Data entries for graphics:

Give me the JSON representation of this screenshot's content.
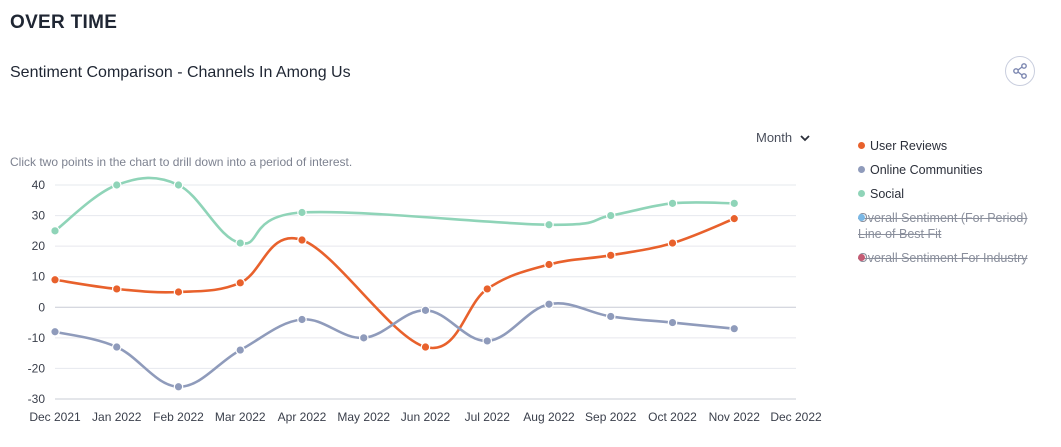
{
  "header": {
    "section_title": "OVER TIME",
    "chart_title": "Sentiment Comparison - Channels In Among Us",
    "share_icon": "share-icon"
  },
  "controls": {
    "period_label": "Month",
    "period_icon": "chevron-down-icon",
    "hint": "Click two points in the chart to drill down into a period of interest."
  },
  "legend": [
    {
      "label": "User Reviews",
      "color": "#e8612c",
      "active": true
    },
    {
      "label": "Online Communities",
      "color": "#8f9bbb",
      "active": true
    },
    {
      "label": "Social",
      "color": "#8fd4b8",
      "active": true
    },
    {
      "label": "Overall Sentiment (For Period) Line of Best Fit",
      "color": "#7ab8e6",
      "active": false
    },
    {
      "label": "Overall Sentiment For Industry",
      "color": "#c45c74",
      "active": false
    }
  ],
  "chart_data": {
    "type": "line",
    "categories": [
      "Dec 2021",
      "Jan 2022",
      "Feb 2022",
      "Mar 2022",
      "Apr 2022",
      "May 2022",
      "Jun 2022",
      "Jul 2022",
      "Aug 2022",
      "Sep 2022",
      "Oct 2022",
      "Nov 2022",
      "Dec 2022"
    ],
    "yticks": [
      40,
      30,
      20,
      10,
      0,
      -10,
      -20,
      -30
    ],
    "ylim": [
      -30,
      40
    ],
    "grid": true,
    "legend_position": "right",
    "series": [
      {
        "name": "User Reviews",
        "color": "#e8612c",
        "values": [
          9,
          6,
          5,
          8,
          22,
          null,
          -13,
          6,
          14,
          17,
          21,
          29,
          null
        ]
      },
      {
        "name": "Online Communities",
        "color": "#8f9bbb",
        "values": [
          -8,
          -13,
          -26,
          -14,
          -4,
          -10,
          -1,
          -11,
          1,
          -3,
          -5,
          -7,
          null
        ]
      },
      {
        "name": "Social",
        "color": "#8fd4b8",
        "values": [
          25,
          40,
          40,
          21,
          31,
          null,
          null,
          null,
          27,
          30,
          34,
          34,
          null
        ]
      }
    ]
  }
}
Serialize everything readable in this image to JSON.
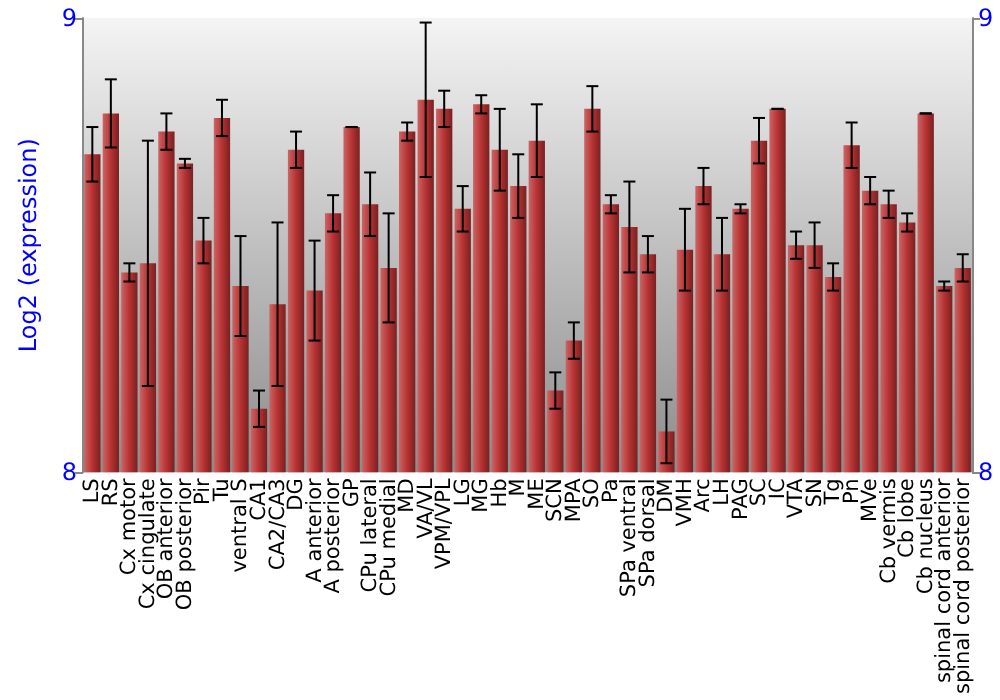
{
  "chart_data": {
    "type": "bar",
    "ylabel": "Log2 (expression)",
    "categories": [
      "LS",
      "RS",
      "Cx motor",
      "Cx cingulate",
      "OB anterior",
      "OB posterior",
      "Pir",
      "Tu",
      "ventral S",
      "CA1",
      "CA2/CA3",
      "DG",
      "A anterior",
      "A posterior",
      "GP",
      "CPu lateral",
      "CPu medial",
      "MD",
      "VA/VL",
      "VPM/VPL",
      "LG",
      "MG",
      "Hb",
      "M",
      "ME",
      "SCN",
      "MPA",
      "SO",
      "Pa",
      "SPa ventral",
      "SPa dorsal",
      "DM",
      "VMH",
      "Arc",
      "LH",
      "PAG",
      "SC",
      "IC",
      "VTA",
      "SN",
      "Tg",
      "Pn",
      "MVe",
      "Cb vermis",
      "Cb lobe",
      "Cb nucleus",
      "spinal cord anterior",
      "spinal cord posterior"
    ],
    "values": [
      8.7,
      8.79,
      8.44,
      8.46,
      8.75,
      8.68,
      8.51,
      8.78,
      8.41,
      8.14,
      8.37,
      8.71,
      8.4,
      8.57,
      8.76,
      8.59,
      8.45,
      8.75,
      8.82,
      8.8,
      8.58,
      8.81,
      8.71,
      8.63,
      8.73,
      8.18,
      8.29,
      8.8,
      8.59,
      8.54,
      8.48,
      8.09,
      8.49,
      8.63,
      8.48,
      8.58,
      8.73,
      8.8,
      8.5,
      8.5,
      8.43,
      8.72,
      8.62,
      8.59,
      8.55,
      8.79,
      8.41,
      8.45
    ],
    "errors": [
      0.06,
      0.075,
      0.02,
      0.27,
      0.04,
      0.01,
      0.05,
      0.04,
      0.11,
      0.04,
      0.18,
      0.04,
      0.11,
      0.04,
      0,
      0.07,
      0.12,
      0.02,
      0.17,
      0.04,
      0.05,
      0.02,
      0.09,
      0.07,
      0.08,
      0.04,
      0.04,
      0.05,
      0.02,
      0.1,
      0.04,
      0.07,
      0.09,
      0.04,
      0.08,
      0.01,
      0.05,
      0,
      0.03,
      0.05,
      0.03,
      0.05,
      0.03,
      0.03,
      0.02,
      0,
      0.01,
      0.03
    ],
    "color": "#b83232",
    "ylim": [
      8,
      9
    ],
    "yticks": [
      8,
      9
    ],
    "y2lim": [
      8,
      9
    ],
    "y2ticks": [
      8,
      9
    ],
    "grid": false
  }
}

— What needs to be done —
Would you set down the listing exactly, omitting pictures?

— Task solution —
Give me the JSON representation of this screenshot's content.
{
  "header": {
    "section_title": "OVER TIME",
    "chart_title": "Sentiment Comparison - Channels In Among Us",
    "share_icon": "share-icon"
  },
  "controls": {
    "period_label": "Month",
    "period_icon": "chevron-down-icon",
    "hint": "Click two points in the chart to drill down into a period of interest."
  },
  "legend": [
    {
      "label": "User Reviews",
      "color": "#e8612c",
      "active": true
    },
    {
      "label": "Online Communities",
      "color": "#8f9bbb",
      "active": true
    },
    {
      "label": "Social",
      "color": "#8fd4b8",
      "active": true
    },
    {
      "label": "Overall Sentiment (For Period) Line of Best Fit",
      "color": "#7ab8e6",
      "active": false
    },
    {
      "label": "Overall Sentiment For Industry",
      "color": "#c45c74",
      "active": false
    }
  ],
  "chart_data": {
    "type": "line",
    "categories": [
      "Dec 2021",
      "Jan 2022",
      "Feb 2022",
      "Mar 2022",
      "Apr 2022",
      "May 2022",
      "Jun 2022",
      "Jul 2022",
      "Aug 2022",
      "Sep 2022",
      "Oct 2022",
      "Nov 2022",
      "Dec 2022"
    ],
    "yticks": [
      40,
      30,
      20,
      10,
      0,
      -10,
      -20,
      -30
    ],
    "ylim": [
      -30,
      40
    ],
    "grid": true,
    "legend_position": "right",
    "series": [
      {
        "name": "User Reviews",
        "color": "#e8612c",
        "values": [
          9,
          6,
          5,
          8,
          22,
          null,
          -13,
          6,
          14,
          17,
          21,
          29,
          null
        ]
      },
      {
        "name": "Online Communities",
        "color": "#8f9bbb",
        "values": [
          -8,
          -13,
          -26,
          -14,
          -4,
          -10,
          -1,
          -11,
          1,
          -3,
          -5,
          -7,
          null
        ]
      },
      {
        "name": "Social",
        "color": "#8fd4b8",
        "values": [
          25,
          40,
          40,
          21,
          31,
          null,
          null,
          null,
          27,
          30,
          34,
          34,
          null
        ]
      }
    ]
  }
}
Serialize everything readable in this image to JSON.
{
  "chart_data": {
    "type": "bar",
    "ylabel": "Log2 (expression)",
    "categories": [
      "LS",
      "RS",
      "Cx motor",
      "Cx cingulate",
      "OB anterior",
      "OB posterior",
      "Pir",
      "Tu",
      "ventral S",
      "CA1",
      "CA2/CA3",
      "DG",
      "A anterior",
      "A posterior",
      "GP",
      "CPu lateral",
      "CPu medial",
      "MD",
      "VA/VL",
      "VPM/VPL",
      "LG",
      "MG",
      "Hb",
      "M",
      "ME",
      "SCN",
      "MPA",
      "SO",
      "Pa",
      "SPa ventral",
      "SPa dorsal",
      "DM",
      "VMH",
      "Arc",
      "LH",
      "PAG",
      "SC",
      "IC",
      "VTA",
      "SN",
      "Tg",
      "Pn",
      "MVe",
      "Cb vermis",
      "Cb lobe",
      "Cb nucleus",
      "spinal cord anterior",
      "spinal cord posterior"
    ],
    "values": [
      8.7,
      8.79,
      8.44,
      8.46,
      8.75,
      8.68,
      8.51,
      8.78,
      8.41,
      8.14,
      8.37,
      8.71,
      8.4,
      8.57,
      8.76,
      8.59,
      8.45,
      8.75,
      8.82,
      8.8,
      8.58,
      8.81,
      8.71,
      8.63,
      8.73,
      8.18,
      8.29,
      8.8,
      8.59,
      8.54,
      8.48,
      8.09,
      8.49,
      8.63,
      8.48,
      8.58,
      8.73,
      8.8,
      8.5,
      8.5,
      8.43,
      8.72,
      8.62,
      8.59,
      8.55,
      8.79,
      8.41,
      8.45
    ],
    "errors": [
      0.06,
      0.075,
      0.02,
      0.27,
      0.04,
      0.01,
      0.05,
      0.04,
      0.11,
      0.04,
      0.18,
      0.04,
      0.11,
      0.04,
      0,
      0.07,
      0.12,
      0.02,
      0.17,
      0.04,
      0.05,
      0.02,
      0.09,
      0.07,
      0.08,
      0.04,
      0.04,
      0.05,
      0.02,
      0.1,
      0.04,
      0.07,
      0.09,
      0.04,
      0.08,
      0.01,
      0.05,
      0,
      0.03,
      0.05,
      0.03,
      0.05,
      0.03,
      0.03,
      0.02,
      0,
      0.01,
      0.03
    ],
    "color": "#b83232",
    "ylim": [
      8,
      9
    ],
    "yticks": [
      8,
      9
    ],
    "y2lim": [
      8,
      9
    ],
    "y2ticks": [
      8,
      9
    ],
    "grid": false
  }
}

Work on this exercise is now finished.